§ **What the task asks**
Quote the listing below in its entirety, omitting every image.

§ **Data supplied**
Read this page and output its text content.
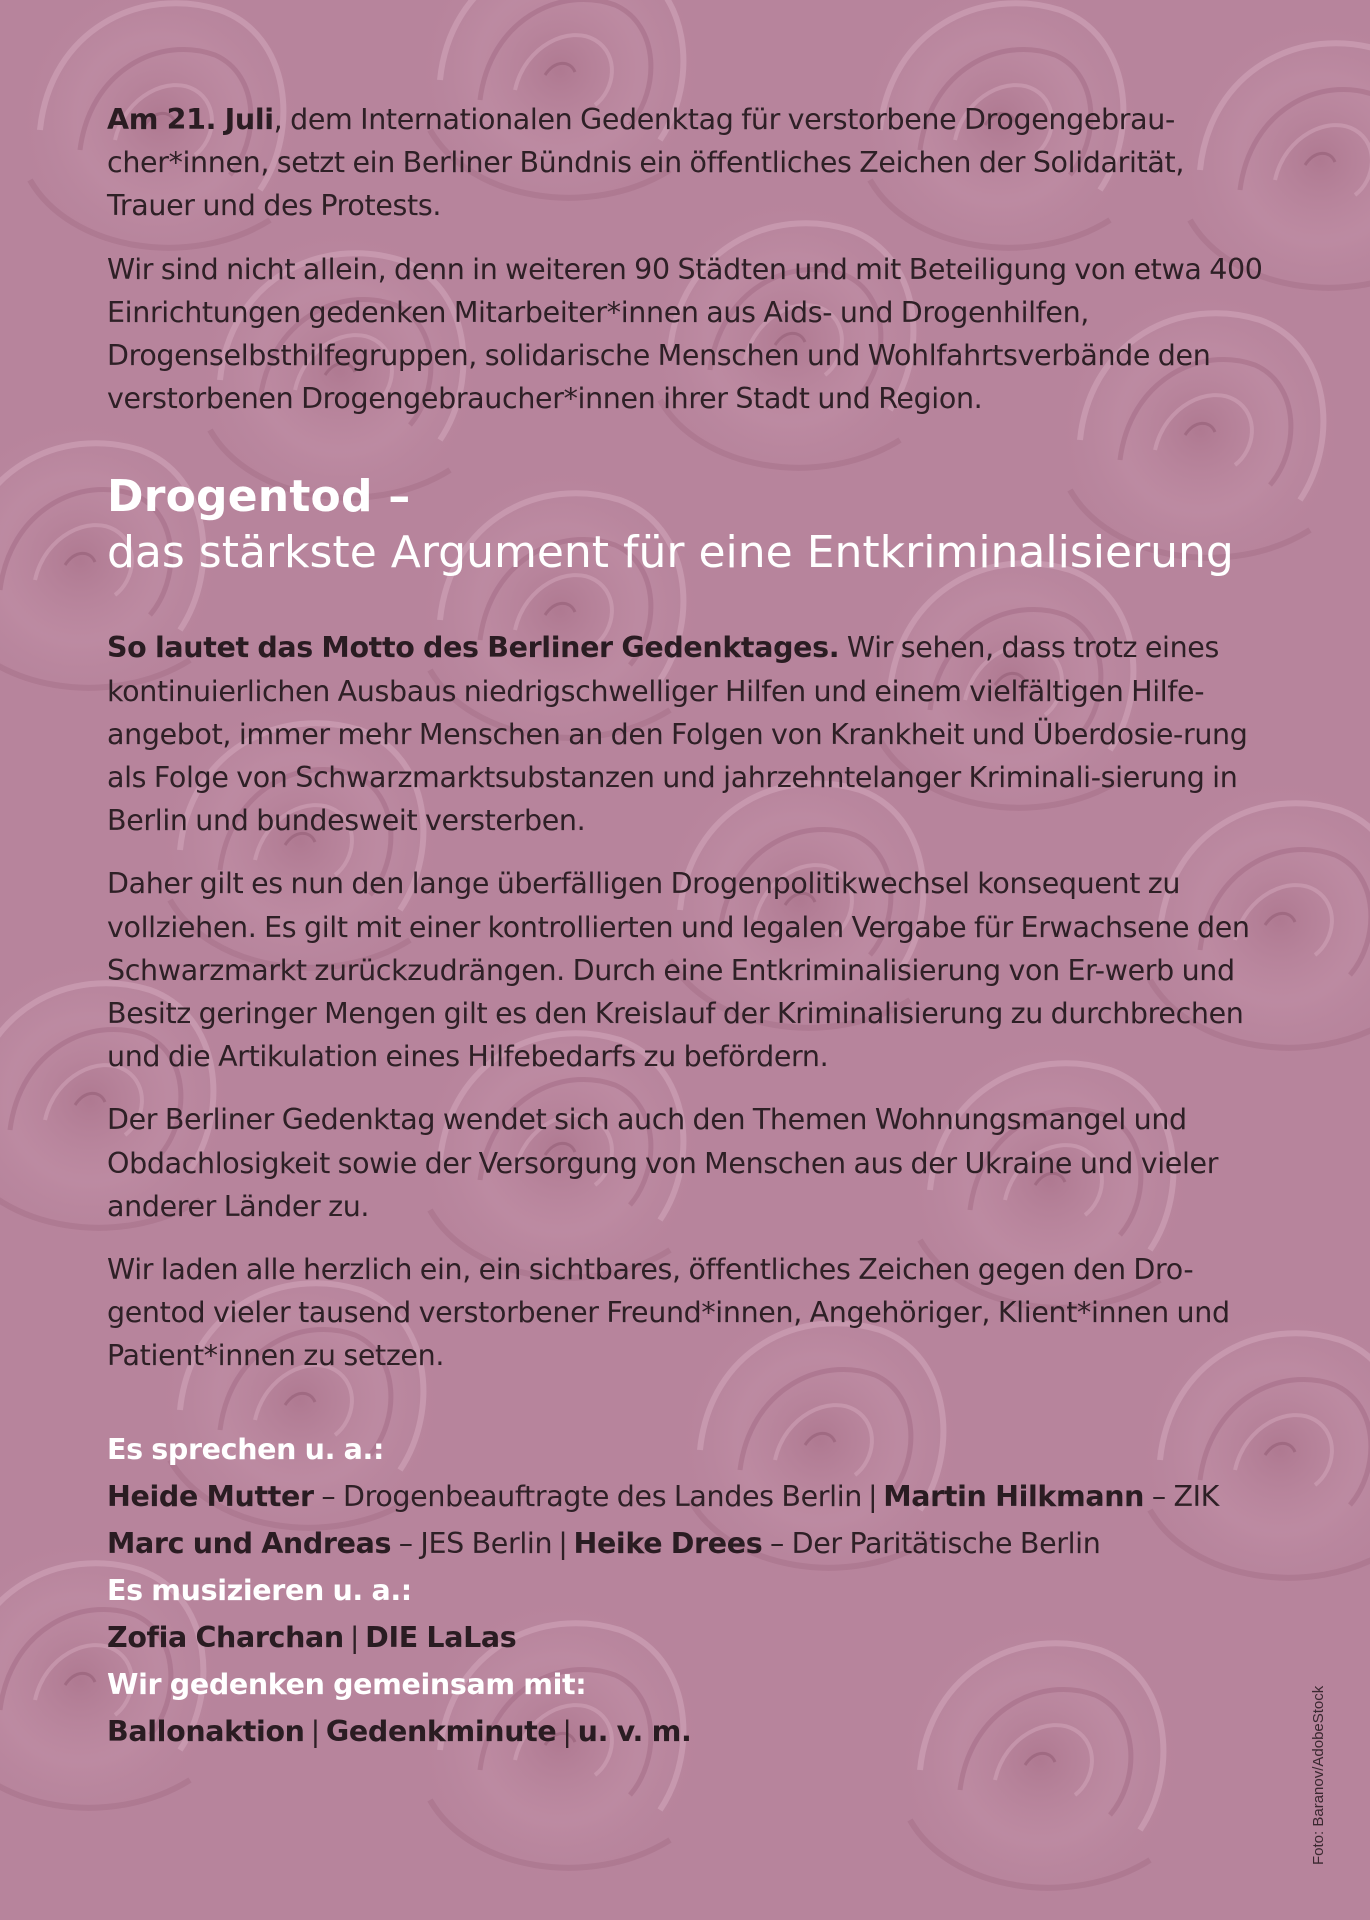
Am 21. Juli, dem Internationalen Gedenktag für verstorbene Drogengebrau-cher*innen, setzt ein Berliner Bündnis ein öffentliches Zeichen der Solidarität, Trauer und des Protests.

Wir sind nicht allein, denn in weiteren 90 Städten und mit Beteiligung von etwa 400 Einrichtungen gedenken Mitarbeiter*innen aus Aids- und Drogenhilfen, Drogenselbsthilfegruppen, solidarische Menschen und Wohlfahrtsverbände den verstorbenen Drogengebraucher*innen ihrer Stadt und Region.

Drogentod –
das stärkste Argument für eine Entkriminalisierung

So lautet das Motto des Berliner Gedenktages. Wir sehen, dass trotz eines kontinuierlichen Ausbaus niedrigschwelliger Hilfen und einem vielfältigen Hilfe-angebot, immer mehr Menschen an den Folgen von Krankheit und Überdosie-rung als Folge von Schwarzmarktsubstanzen und jahrzehntelanger Kriminali-sierung in Berlin und bundesweit versterben.

Daher gilt es nun den lange überfälligen Drogenpolitikwechsel konsequent zu vollziehen. Es gilt mit einer kontrollierten und legalen Vergabe für Erwachsene den Schwarzmarkt zurückzudrängen. Durch eine Entkriminalisierung von Er-werb und Besitz geringer Mengen gilt es den Kreislauf der Kriminalisierung zu durchbrechen und die Artikulation eines Hilfebedarfs zu befördern.

Der Berliner Gedenktag wendet sich auch den Themen Wohnungsmangel und Obdachlosigkeit sowie der Versorgung von Menschen aus der Ukraine und vieler anderer Länder zu.

Wir laden alle herzlich ein, ein sichtbares, öffentliches Zeichen gegen den Dro-gentod vieler tausend verstorbener Freund*innen, Angehöriger, Klient*innen und Patient*innen zu setzen.

Es sprechen u. a.:
Heide Mutter – Drogenbeauftragte des Landes Berlin | Martin Hilkmann – ZIK
Marc und Andreas – JES Berlin | Heike Drees – Der Paritätische Berlin
Es musizieren u. a.:
Zofia Charchan | DIE LaLas
Wir gedenken gemeinsam mit:
Ballonaktion | Gedenkminute | u. v. m.	Foto: Baranov/AdobeStock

§ **Solution for this exercise**
Read this page and output its text content.
Am 21. Juli, dem Internationalen Gedenktag für verstorbene Drogengebrau-cher*innen, setzt ein Berliner Bündnis ein öffentliches Zeichen der Solidarität, Trauer und des Protests.

Wir sind nicht allein, denn in weiteren 90 Städten und mit Beteiligung von etwa 400 Einrichtungen gedenken Mitarbeiter*innen aus Aids- und Drogenhilfen, Drogenselbsthilfegruppen, solidarische Menschen und Wohlfahrtsverbände den verstorbenen Drogengebraucher*innen ihrer Stadt und Region.

Drogentod –
das stärkste Argument für eine Entkriminalisierung

So lautet das Motto des Berliner Gedenktages. Wir sehen, dass trotz eines kontinuierlichen Ausbaus niedrigschwelliger Hilfen und einem vielfältigen Hilfe-angebot, immer mehr Menschen an den Folgen von Krankheit und Überdosie-rung als Folge von Schwarzmarktsubstanzen und jahrzehntelanger Kriminali-sierung in Berlin und bundesweit versterben.

Daher gilt es nun den lange überfälligen Drogenpolitikwechsel konsequent zu vollziehen. Es gilt mit einer kontrollierten und legalen Vergabe für Erwachsene den Schwarzmarkt zurückzudrängen. Durch eine Entkriminalisierung von Er-werb und Besitz geringer Mengen gilt es den Kreislauf der Kriminalisierung zu durchbrechen und die Artikulation eines Hilfebedarfs zu befördern.

Der Berliner Gedenktag wendet sich auch den Themen Wohnungsmangel und Obdachlosigkeit sowie der Versorgung von Menschen aus der Ukraine und vieler anderer Länder zu.

Wir laden alle herzlich ein, ein sichtbares, öffentliches Zeichen gegen den Dro-gentod vieler tausend verstorbener Freund*innen, Angehöriger, Klient*innen und Patient*innen zu setzen.

Es sprechen u. a.:
Heide Mutter – Drogenbeauftragte des Landes Berlin | Martin Hilkmann – ZIK
Marc und Andreas – JES Berlin | Heike Drees – Der Paritätische Berlin
Es musizieren u. a.:
Zofia Charchan | DIE LaLas
Wir gedenken gemeinsam mit:
Ballonaktion | Gedenkminute | u. v. m.	Foto: Baranov/AdobeStock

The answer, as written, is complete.